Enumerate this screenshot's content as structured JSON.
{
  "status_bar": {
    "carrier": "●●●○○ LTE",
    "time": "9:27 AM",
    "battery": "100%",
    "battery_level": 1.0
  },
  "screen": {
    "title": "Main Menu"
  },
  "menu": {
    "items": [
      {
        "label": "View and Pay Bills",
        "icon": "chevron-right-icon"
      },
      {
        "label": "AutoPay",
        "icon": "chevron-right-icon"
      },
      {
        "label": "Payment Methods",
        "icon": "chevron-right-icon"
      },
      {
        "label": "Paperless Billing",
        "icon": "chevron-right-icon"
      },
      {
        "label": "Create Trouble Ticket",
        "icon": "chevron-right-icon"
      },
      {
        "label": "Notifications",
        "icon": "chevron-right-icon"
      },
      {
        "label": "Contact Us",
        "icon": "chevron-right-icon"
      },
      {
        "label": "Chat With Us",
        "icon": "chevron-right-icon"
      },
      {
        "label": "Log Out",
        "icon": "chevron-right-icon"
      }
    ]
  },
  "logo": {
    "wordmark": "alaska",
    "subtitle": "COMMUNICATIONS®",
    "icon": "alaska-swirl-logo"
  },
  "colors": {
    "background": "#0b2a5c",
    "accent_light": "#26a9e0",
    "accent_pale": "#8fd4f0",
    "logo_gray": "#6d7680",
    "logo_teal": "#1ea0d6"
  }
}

* * *

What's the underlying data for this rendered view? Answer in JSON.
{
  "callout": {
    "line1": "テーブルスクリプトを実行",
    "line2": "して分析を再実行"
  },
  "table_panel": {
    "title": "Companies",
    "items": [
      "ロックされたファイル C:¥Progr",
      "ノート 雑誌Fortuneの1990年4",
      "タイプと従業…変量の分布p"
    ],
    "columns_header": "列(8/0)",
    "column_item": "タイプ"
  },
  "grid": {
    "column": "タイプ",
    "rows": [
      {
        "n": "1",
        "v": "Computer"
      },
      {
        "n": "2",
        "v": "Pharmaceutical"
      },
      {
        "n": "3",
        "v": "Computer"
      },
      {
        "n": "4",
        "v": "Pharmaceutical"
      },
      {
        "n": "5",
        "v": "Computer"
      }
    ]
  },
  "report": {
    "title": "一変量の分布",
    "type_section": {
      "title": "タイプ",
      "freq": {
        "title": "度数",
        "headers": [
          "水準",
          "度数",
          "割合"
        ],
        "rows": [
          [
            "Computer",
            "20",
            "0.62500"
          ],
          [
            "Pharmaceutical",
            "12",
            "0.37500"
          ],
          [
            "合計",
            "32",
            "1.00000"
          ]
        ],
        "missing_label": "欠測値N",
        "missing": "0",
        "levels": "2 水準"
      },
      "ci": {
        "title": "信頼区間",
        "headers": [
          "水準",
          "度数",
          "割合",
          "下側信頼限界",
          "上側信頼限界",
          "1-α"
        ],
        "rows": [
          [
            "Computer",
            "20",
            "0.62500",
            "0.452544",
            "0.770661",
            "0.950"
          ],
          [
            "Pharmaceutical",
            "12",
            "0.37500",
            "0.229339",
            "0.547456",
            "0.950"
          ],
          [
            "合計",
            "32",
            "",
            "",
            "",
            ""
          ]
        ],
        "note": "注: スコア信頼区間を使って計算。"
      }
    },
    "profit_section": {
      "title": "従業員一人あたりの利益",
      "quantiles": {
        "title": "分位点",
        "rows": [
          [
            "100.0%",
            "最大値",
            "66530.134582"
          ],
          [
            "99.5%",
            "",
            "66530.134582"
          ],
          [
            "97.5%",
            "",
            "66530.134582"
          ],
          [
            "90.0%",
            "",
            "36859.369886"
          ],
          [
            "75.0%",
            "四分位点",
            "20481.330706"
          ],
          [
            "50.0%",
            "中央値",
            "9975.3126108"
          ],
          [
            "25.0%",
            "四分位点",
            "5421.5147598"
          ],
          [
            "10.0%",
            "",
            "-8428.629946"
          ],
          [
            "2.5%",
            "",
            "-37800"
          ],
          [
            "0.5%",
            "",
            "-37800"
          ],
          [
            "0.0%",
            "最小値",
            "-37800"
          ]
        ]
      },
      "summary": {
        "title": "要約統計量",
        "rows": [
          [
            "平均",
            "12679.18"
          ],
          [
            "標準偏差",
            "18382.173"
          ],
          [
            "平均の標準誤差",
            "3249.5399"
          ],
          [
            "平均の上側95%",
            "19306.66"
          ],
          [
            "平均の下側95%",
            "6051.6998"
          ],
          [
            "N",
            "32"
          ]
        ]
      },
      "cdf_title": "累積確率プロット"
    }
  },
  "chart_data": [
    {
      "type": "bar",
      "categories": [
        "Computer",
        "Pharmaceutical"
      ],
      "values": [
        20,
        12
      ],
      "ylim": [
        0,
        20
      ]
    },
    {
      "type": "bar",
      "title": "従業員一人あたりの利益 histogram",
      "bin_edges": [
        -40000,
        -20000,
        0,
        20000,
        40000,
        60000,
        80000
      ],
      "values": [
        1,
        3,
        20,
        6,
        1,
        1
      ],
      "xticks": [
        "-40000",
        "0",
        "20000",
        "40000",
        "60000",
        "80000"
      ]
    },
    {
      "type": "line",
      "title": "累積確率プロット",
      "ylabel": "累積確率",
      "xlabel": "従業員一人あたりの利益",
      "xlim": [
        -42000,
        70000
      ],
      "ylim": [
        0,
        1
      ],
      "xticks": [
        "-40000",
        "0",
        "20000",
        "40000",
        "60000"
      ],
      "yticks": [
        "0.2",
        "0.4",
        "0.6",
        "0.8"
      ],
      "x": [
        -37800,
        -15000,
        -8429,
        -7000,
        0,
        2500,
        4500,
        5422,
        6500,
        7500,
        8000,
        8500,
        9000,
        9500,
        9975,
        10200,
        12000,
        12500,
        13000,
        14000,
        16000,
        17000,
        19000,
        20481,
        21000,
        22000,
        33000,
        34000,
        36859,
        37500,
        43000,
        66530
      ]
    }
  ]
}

### Short problem
Return only the number of lines in the preceding records that contain the string "alaska".

### Final answer
2